### Stored items from a collection
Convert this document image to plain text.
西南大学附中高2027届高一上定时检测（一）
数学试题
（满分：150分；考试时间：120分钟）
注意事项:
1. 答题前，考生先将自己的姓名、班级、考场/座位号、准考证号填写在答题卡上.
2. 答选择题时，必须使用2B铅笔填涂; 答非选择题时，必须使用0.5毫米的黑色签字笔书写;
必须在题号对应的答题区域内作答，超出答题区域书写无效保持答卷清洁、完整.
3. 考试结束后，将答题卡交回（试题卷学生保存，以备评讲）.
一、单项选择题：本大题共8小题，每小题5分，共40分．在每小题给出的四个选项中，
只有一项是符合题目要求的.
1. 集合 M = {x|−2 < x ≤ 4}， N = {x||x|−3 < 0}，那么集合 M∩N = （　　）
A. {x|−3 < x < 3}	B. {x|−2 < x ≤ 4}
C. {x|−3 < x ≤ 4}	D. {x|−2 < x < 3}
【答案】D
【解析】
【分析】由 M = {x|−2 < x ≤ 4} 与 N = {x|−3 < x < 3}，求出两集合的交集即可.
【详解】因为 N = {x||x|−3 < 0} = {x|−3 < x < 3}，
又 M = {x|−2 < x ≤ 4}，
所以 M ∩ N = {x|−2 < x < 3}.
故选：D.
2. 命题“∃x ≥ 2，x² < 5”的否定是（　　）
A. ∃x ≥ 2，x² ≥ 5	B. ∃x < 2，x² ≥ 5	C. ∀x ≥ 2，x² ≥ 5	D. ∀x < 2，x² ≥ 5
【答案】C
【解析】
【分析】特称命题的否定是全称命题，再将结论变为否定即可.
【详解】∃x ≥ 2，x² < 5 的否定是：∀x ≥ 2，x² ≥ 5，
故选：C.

### Task description
Take the entries above and copy them out exactly.

### Answer to the task
Convert this document image to plain text.
西南大学附中高2027届高一上定时检测（一）
数学试题
（满分：150分；考试时间：120分钟）
注意事项:
1. 答题前，考生先将自己的姓名、班级、考场/座位号、准考证号填写在答题卡上.
2. 答选择题时，必须使用2B铅笔填涂; 答非选择题时，必须使用0.5毫米的黑色签字笔书写;
必须在题号对应的答题区域内作答，超出答题区域书写无效保持答卷清洁、完整.
3. 考试结束后，将答题卡交回（试题卷学生保存，以备评讲）.
一、单项选择题：本大题共8小题，每小题5分，共40分．在每小题给出的四个选项中，
只有一项是符合题目要求的.
1. 集合 M = {x|−2 < x ≤ 4}， N = {x||x|−3 < 0}，那么集合 M∩N = （　　）
A. {x|−3 < x < 3}	B. {x|−2 < x ≤ 4}
C. {x|−3 < x ≤ 4}	D. {x|−2 < x < 3}
【答案】D
【解析】
【分析】由 M = {x|−2 < x ≤ 4} 与 N = {x|−3 < x < 3}，求出两集合的交集即可.
【详解】因为 N = {x||x|−3 < 0} = {x|−3 < x < 3}，
又 M = {x|−2 < x ≤ 4}，
所以 M ∩ N = {x|−2 < x < 3}.
故选：D.
2. 命题“∃x ≥ 2，x² < 5”的否定是（　　）
A. ∃x ≥ 2，x² ≥ 5	B. ∃x < 2，x² ≥ 5	C. ∀x ≥ 2，x² ≥ 5	D. ∀x < 2，x² ≥ 5
【答案】C
【解析】
【分析】特称命题的否定是全称命题，再将结论变为否定即可.
【详解】∃x ≥ 2，x² < 5 的否定是：∀x ≥ 2，x² ≥ 5，
故选：C.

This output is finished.